**WHAT IS ASKED**.
Return every entry exactly as written.

-- Start MATERIAL PROVIDED --

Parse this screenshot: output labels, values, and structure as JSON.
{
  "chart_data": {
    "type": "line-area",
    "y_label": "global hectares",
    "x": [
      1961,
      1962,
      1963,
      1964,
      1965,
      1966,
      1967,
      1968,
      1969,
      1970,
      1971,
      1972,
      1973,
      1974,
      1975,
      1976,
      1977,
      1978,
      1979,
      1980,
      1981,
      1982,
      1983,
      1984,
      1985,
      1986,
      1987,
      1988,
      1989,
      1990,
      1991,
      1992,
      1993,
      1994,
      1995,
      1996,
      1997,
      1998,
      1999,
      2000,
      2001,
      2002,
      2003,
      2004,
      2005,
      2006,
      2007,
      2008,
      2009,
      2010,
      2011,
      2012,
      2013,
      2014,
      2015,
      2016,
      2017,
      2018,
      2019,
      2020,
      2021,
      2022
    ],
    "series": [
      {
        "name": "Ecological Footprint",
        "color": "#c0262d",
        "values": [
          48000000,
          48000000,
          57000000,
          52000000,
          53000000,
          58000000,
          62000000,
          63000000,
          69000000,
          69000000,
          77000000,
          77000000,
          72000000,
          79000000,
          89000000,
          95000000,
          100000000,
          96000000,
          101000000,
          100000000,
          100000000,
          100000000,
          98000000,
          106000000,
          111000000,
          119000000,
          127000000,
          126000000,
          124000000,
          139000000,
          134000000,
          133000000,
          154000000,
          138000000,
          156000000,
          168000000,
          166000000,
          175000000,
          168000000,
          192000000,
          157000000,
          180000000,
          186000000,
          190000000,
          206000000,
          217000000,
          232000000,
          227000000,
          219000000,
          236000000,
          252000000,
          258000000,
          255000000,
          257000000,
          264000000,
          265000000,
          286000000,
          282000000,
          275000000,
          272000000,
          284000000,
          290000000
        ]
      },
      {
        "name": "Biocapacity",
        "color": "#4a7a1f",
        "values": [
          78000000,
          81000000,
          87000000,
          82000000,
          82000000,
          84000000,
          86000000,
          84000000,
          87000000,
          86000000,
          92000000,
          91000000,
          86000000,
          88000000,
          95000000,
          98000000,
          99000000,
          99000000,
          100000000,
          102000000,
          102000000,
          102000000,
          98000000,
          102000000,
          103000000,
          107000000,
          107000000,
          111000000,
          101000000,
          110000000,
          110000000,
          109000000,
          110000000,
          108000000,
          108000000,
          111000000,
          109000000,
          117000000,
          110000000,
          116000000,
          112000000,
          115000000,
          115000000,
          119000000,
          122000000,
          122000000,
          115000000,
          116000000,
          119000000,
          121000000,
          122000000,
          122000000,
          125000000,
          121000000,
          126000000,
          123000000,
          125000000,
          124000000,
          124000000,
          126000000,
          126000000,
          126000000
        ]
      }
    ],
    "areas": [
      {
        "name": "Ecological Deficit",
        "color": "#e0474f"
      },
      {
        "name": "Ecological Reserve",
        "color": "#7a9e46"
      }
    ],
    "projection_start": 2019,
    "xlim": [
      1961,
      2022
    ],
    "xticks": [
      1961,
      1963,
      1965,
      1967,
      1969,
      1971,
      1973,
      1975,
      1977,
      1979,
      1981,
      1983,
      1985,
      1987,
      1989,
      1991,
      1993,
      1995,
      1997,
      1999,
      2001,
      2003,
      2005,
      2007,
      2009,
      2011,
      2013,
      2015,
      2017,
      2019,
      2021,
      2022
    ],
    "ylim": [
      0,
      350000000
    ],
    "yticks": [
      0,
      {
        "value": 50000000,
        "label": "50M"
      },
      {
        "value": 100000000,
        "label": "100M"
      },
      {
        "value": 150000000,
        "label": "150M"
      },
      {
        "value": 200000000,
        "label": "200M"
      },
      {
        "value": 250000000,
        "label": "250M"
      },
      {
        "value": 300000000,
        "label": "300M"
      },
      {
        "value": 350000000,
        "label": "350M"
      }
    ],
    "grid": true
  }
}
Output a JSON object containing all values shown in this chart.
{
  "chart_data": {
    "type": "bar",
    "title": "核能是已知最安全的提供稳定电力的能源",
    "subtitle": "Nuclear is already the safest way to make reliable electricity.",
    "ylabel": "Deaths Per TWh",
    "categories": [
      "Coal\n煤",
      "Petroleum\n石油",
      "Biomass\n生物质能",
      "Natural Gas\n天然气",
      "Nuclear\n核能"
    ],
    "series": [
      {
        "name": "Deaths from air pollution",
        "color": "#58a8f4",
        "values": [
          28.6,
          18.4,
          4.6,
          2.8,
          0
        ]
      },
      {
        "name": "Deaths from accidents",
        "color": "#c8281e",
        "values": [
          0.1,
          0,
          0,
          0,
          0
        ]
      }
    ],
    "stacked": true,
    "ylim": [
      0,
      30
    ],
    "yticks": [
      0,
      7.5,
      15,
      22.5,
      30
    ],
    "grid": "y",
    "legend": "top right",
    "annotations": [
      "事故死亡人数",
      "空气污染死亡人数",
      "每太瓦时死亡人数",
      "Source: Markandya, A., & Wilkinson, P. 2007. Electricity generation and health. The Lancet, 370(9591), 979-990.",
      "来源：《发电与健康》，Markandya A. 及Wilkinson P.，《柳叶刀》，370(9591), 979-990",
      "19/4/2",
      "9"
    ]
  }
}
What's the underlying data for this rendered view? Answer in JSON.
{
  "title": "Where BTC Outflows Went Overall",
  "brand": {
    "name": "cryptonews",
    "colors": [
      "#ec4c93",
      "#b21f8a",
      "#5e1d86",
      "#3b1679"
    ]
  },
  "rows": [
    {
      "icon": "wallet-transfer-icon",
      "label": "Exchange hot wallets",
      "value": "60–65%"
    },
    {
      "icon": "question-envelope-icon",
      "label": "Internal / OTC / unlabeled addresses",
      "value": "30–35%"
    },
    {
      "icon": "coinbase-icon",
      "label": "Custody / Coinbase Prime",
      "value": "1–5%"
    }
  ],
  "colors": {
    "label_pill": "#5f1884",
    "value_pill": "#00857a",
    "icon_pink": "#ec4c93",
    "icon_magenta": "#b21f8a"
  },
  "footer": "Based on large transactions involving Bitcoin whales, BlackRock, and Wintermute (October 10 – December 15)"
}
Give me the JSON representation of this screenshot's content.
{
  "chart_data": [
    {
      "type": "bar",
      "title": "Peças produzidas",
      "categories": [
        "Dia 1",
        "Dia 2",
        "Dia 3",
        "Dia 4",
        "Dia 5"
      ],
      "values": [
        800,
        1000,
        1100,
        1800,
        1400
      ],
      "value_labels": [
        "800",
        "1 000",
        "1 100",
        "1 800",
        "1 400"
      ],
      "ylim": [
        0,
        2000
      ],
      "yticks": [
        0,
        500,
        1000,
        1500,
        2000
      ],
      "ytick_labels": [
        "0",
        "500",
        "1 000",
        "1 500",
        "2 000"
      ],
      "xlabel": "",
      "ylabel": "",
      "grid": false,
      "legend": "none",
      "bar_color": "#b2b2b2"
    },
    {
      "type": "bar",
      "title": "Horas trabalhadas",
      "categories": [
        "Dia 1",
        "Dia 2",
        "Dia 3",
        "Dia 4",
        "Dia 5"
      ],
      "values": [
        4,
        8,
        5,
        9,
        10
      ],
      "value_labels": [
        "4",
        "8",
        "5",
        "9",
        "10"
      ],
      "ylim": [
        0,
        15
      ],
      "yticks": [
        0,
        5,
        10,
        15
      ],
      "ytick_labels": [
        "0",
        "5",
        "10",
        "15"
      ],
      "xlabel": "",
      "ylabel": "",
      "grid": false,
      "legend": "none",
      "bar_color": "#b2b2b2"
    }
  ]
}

-- End MATERIAL PROVIDED --

**OUTPUT OF THE TASK**.
Parse this screenshot: output labels, values, and structure as JSON.
{
  "chart_data": {
    "type": "line-area",
    "y_label": "global hectares",
    "x": [
      1961,
      1962,
      1963,
      1964,
      1965,
      1966,
      1967,
      1968,
      1969,
      1970,
      1971,
      1972,
      1973,
      1974,
      1975,
      1976,
      1977,
      1978,
      1979,
      1980,
      1981,
      1982,
      1983,
      1984,
      1985,
      1986,
      1987,
      1988,
      1989,
      1990,
      1991,
      1992,
      1993,
      1994,
      1995,
      1996,
      1997,
      1998,
      1999,
      2000,
      2001,
      2002,
      2003,
      2004,
      2005,
      2006,
      2007,
      2008,
      2009,
      2010,
      2011,
      2012,
      2013,
      2014,
      2015,
      2016,
      2017,
      2018,
      2019,
      2020,
      2021,
      2022
    ],
    "series": [
      {
        "name": "Ecological Footprint",
        "color": "#c0262d",
        "values": [
          48000000,
          48000000,
          57000000,
          52000000,
          53000000,
          58000000,
          62000000,
          63000000,
          69000000,
          69000000,
          77000000,
          77000000,
          72000000,
          79000000,
          89000000,
          95000000,
          100000000,
          96000000,
          101000000,
          100000000,
          100000000,
          100000000,
          98000000,
          106000000,
          111000000,
          119000000,
          127000000,
          126000000,
          124000000,
          139000000,
          134000000,
          133000000,
          154000000,
          138000000,
          156000000,
          168000000,
          166000000,
          175000000,
          168000000,
          192000000,
          157000000,
          180000000,
          186000000,
          190000000,
          206000000,
          217000000,
          232000000,
          227000000,
          219000000,
          236000000,
          252000000,
          258000000,
          255000000,
          257000000,
          264000000,
          265000000,
          286000000,
          282000000,
          275000000,
          272000000,
          284000000,
          290000000
        ]
      },
      {
        "name": "Biocapacity",
        "color": "#4a7a1f",
        "values": [
          78000000,
          81000000,
          87000000,
          82000000,
          82000000,
          84000000,
          86000000,
          84000000,
          87000000,
          86000000,
          92000000,
          91000000,
          86000000,
          88000000,
          95000000,
          98000000,
          99000000,
          99000000,
          100000000,
          102000000,
          102000000,
          102000000,
          98000000,
          102000000,
          103000000,
          107000000,
          107000000,
          111000000,
          101000000,
          110000000,
          110000000,
          109000000,
          110000000,
          108000000,
          108000000,
          111000000,
          109000000,
          117000000,
          110000000,
          116000000,
          112000000,
          115000000,
          115000000,
          119000000,
          122000000,
          122000000,
          115000000,
          116000000,
          119000000,
          121000000,
          122000000,
          122000000,
          125000000,
          121000000,
          126000000,
          123000000,
          125000000,
          124000000,
          124000000,
          126000000,
          126000000,
          126000000
        ]
      }
    ],
    "areas": [
      {
        "name": "Ecological Deficit",
        "color": "#e0474f"
      },
      {
        "name": "Ecological Reserve",
        "color": "#7a9e46"
      }
    ],
    "projection_start": 2019,
    "xlim": [
      1961,
      2022
    ],
    "xticks": [
      1961,
      1963,
      1965,
      1967,
      1969,
      1971,
      1973,
      1975,
      1977,
      1979,
      1981,
      1983,
      1985,
      1987,
      1989,
      1991,
      1993,
      1995,
      1997,
      1999,
      2001,
      2003,
      2005,
      2007,
      2009,
      2011,
      2013,
      2015,
      2017,
      2019,
      2021,
      2022
    ],
    "ylim": [
      0,
      350000000
    ],
    "yticks": [
      0,
      {
        "value": 50000000,
        "label": "50M"
      },
      {
        "value": 100000000,
        "label": "100M"
      },
      {
        "value": 150000000,
        "label": "150M"
      },
      {
        "value": 200000000,
        "label": "200M"
      },
      {
        "value": 250000000,
        "label": "250M"
      },
      {
        "value": 300000000,
        "label": "300M"
      },
      {
        "value": 350000000,
        "label": "350M"
      }
    ],
    "grid": true
  }
}
Output a JSON object containing all values shown in this chart.
{
  "chart_data": {
    "type": "bar",
    "title": "核能是已知最安全的提供稳定电力的能源",
    "subtitle": "Nuclear is already the safest way to make reliable electricity.",
    "ylabel": "Deaths Per TWh",
    "categories": [
      "Coal\n煤",
      "Petroleum\n石油",
      "Biomass\n生物质能",
      "Natural Gas\n天然气",
      "Nuclear\n核能"
    ],
    "series": [
      {
        "name": "Deaths from air pollution",
        "color": "#58a8f4",
        "values": [
          28.6,
          18.4,
          4.6,
          2.8,
          0
        ]
      },
      {
        "name": "Deaths from accidents",
        "color": "#c8281e",
        "values": [
          0.1,
          0,
          0,
          0,
          0
        ]
      }
    ],
    "stacked": true,
    "ylim": [
      0,
      30
    ],
    "yticks": [
      0,
      7.5,
      15,
      22.5,
      30
    ],
    "grid": "y",
    "legend": "top right",
    "annotations": [
      "事故死亡人数",
      "空气污染死亡人数",
      "每太瓦时死亡人数",
      "Source: Markandya, A., & Wilkinson, P. 2007. Electricity generation and health. The Lancet, 370(9591), 979-990.",
      "来源：《发电与健康》，Markandya A. 及Wilkinson P.，《柳叶刀》，370(9591), 979-990",
      "19/4/2",
      "9"
    ]
  }
}
What's the underlying data for this rendered view? Answer in JSON.
{
  "title": "Where BTC Outflows Went Overall",
  "brand": {
    "name": "cryptonews",
    "colors": [
      "#ec4c93",
      "#b21f8a",
      "#5e1d86",
      "#3b1679"
    ]
  },
  "rows": [
    {
      "icon": "wallet-transfer-icon",
      "label": "Exchange hot wallets",
      "value": "60–65%"
    },
    {
      "icon": "question-envelope-icon",
      "label": "Internal / OTC / unlabeled addresses",
      "value": "30–35%"
    },
    {
      "icon": "coinbase-icon",
      "label": "Custody / Coinbase Prime",
      "value": "1–5%"
    }
  ],
  "colors": {
    "label_pill": "#5f1884",
    "value_pill": "#00857a",
    "icon_pink": "#ec4c93",
    "icon_magenta": "#b21f8a"
  },
  "footer": "Based on large transactions involving Bitcoin whales, BlackRock, and Wintermute (October 10 – December 15)"
}
Give me the JSON representation of this screenshot's content.
{
  "chart_data": [
    {
      "type": "bar",
      "title": "Peças produzidas",
      "categories": [
        "Dia 1",
        "Dia 2",
        "Dia 3",
        "Dia 4",
        "Dia 5"
      ],
      "values": [
        800,
        1000,
        1100,
        1800,
        1400
      ],
      "value_labels": [
        "800",
        "1 000",
        "1 100",
        "1 800",
        "1 400"
      ],
      "ylim": [
        0,
        2000
      ],
      "yticks": [
        0,
        500,
        1000,
        1500,
        2000
      ],
      "ytick_labels": [
        "0",
        "500",
        "1 000",
        "1 500",
        "2 000"
      ],
      "xlabel": "",
      "ylabel": "",
      "grid": false,
      "legend": "none",
      "bar_color": "#b2b2b2"
    },
    {
      "type": "bar",
      "title": "Horas trabalhadas",
      "categories": [
        "Dia 1",
        "Dia 2",
        "Dia 3",
        "Dia 4",
        "Dia 5"
      ],
      "values": [
        4,
        8,
        5,
        9,
        10
      ],
      "value_labels": [
        "4",
        "8",
        "5",
        "9",
        "10"
      ],
      "ylim": [
        0,
        15
      ],
      "yticks": [
        0,
        5,
        10,
        15
      ],
      "ytick_labels": [
        "0",
        "5",
        "10",
        "15"
      ],
      "xlabel": "",
      "ylabel": "",
      "grid": false,
      "legend": "none",
      "bar_color": "#b2b2b2"
    }
  ]
}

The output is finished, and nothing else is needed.